■ Given records:
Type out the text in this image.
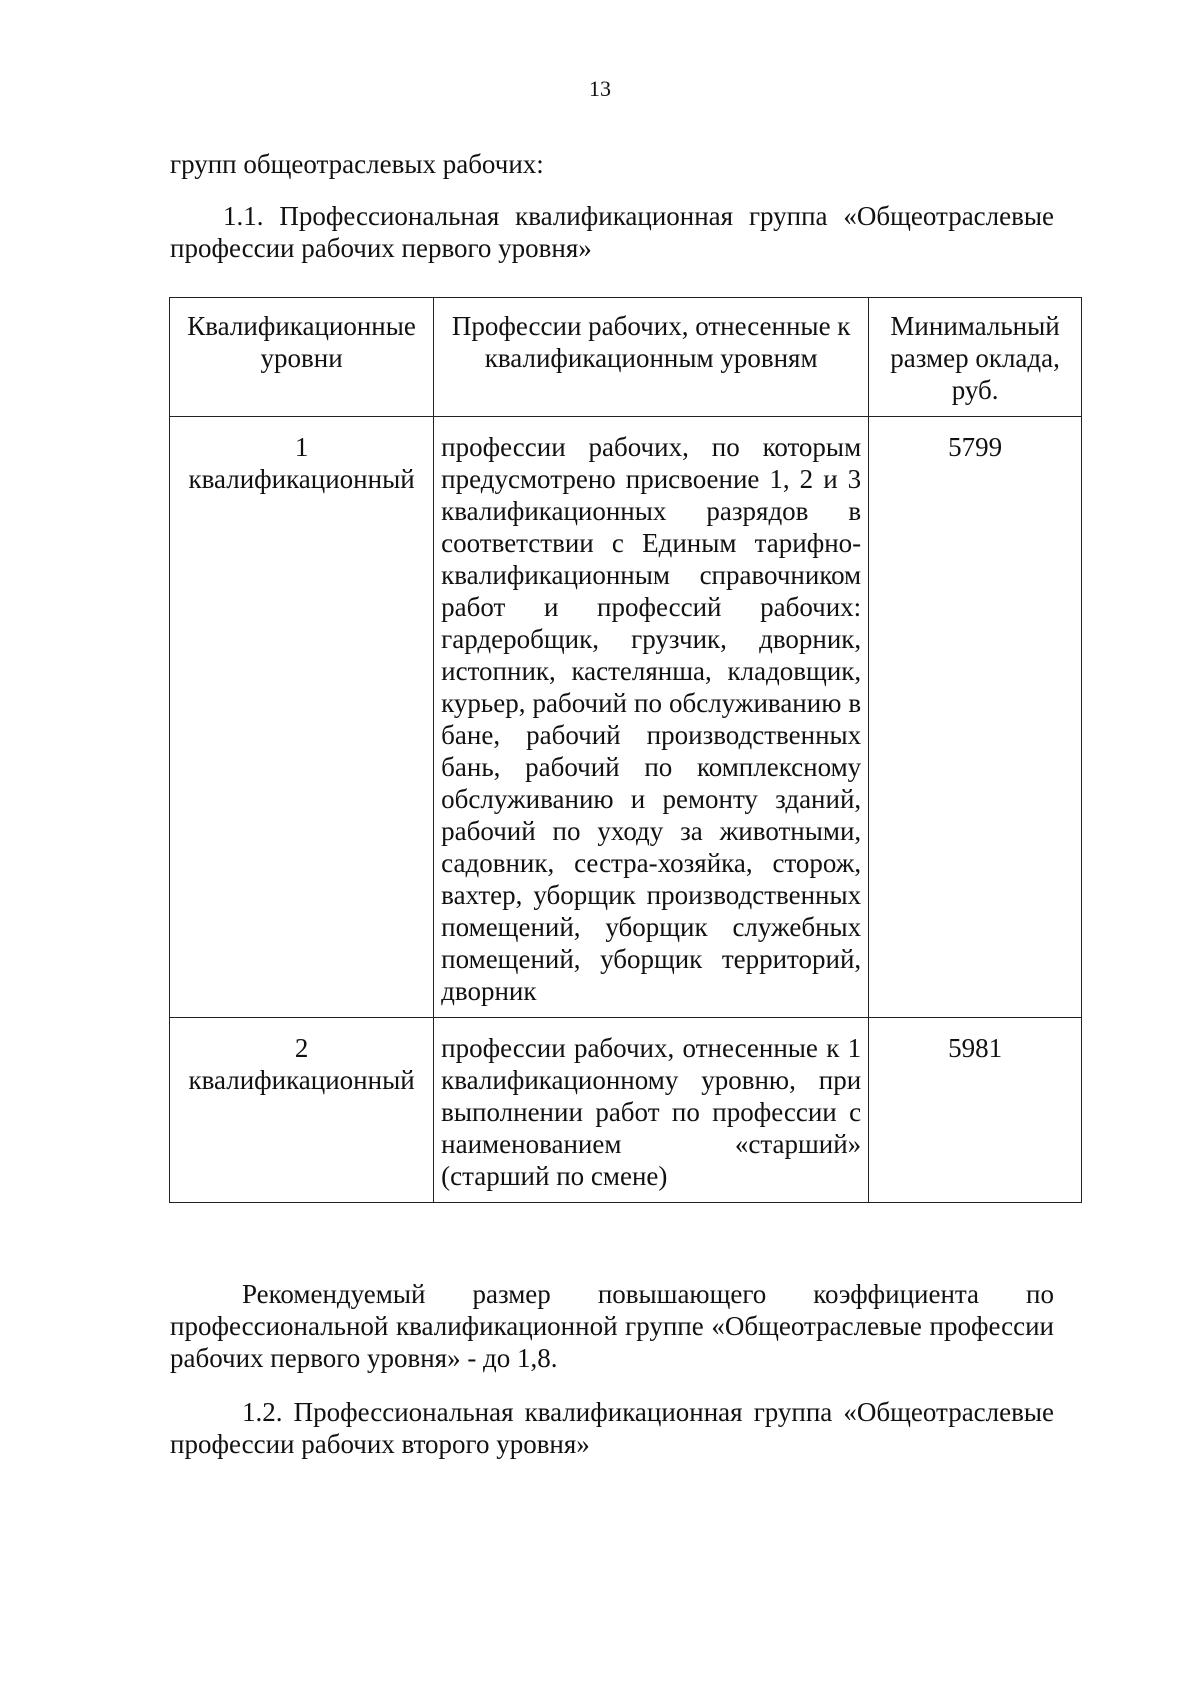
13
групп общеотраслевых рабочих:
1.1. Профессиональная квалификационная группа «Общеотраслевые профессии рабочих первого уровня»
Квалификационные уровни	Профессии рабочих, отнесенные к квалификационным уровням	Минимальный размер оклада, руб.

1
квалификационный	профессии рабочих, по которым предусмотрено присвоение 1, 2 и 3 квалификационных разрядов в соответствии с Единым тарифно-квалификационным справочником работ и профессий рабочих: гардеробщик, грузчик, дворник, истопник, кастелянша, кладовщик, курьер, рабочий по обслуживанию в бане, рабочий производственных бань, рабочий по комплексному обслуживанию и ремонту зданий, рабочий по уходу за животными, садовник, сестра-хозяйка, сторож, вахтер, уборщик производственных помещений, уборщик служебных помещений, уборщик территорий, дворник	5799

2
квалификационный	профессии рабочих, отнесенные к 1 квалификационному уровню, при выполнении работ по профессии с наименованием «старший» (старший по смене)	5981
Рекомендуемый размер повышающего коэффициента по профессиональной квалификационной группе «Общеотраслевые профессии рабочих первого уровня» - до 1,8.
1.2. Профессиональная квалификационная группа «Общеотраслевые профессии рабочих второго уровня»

■ Set problem: Retype all the records shown above, character for character. Omit every picture.

■ Answer to this problem:
Type out the text in this image.
13
групп общеотраслевых рабочих:
1.1. Профессиональная квалификационная группа «Общеотраслевые профессии рабочих первого уровня»
Квалификационные уровни	Профессии рабочих, отнесенные к квалификационным уровням	Минимальный размер оклада, руб.

1
квалификационный	профессии рабочих, по которым предусмотрено присвоение 1, 2 и 3 квалификационных разрядов в соответствии с Единым тарифно-квалификационным справочником работ и профессий рабочих: гардеробщик, грузчик, дворник, истопник, кастелянша, кладовщик, курьер, рабочий по обслуживанию в бане, рабочий производственных бань, рабочий по комплексному обслуживанию и ремонту зданий, рабочий по уходу за животными, садовник, сестра-хозяйка, сторож, вахтер, уборщик производственных помещений, уборщик служебных помещений, уборщик территорий, дворник	5799

2
квалификационный	профессии рабочих, отнесенные к 1 квалификационному уровню, при выполнении работ по профессии с наименованием «старший» (старший по смене)	5981
Рекомендуемый размер повышающего коэффициента по профессиональной квалификационной группе «Общеотраслевые профессии рабочих первого уровня» - до 1,8.
1.2. Профессиональная квалификационная группа «Общеотраслевые профессии рабочих второго уровня»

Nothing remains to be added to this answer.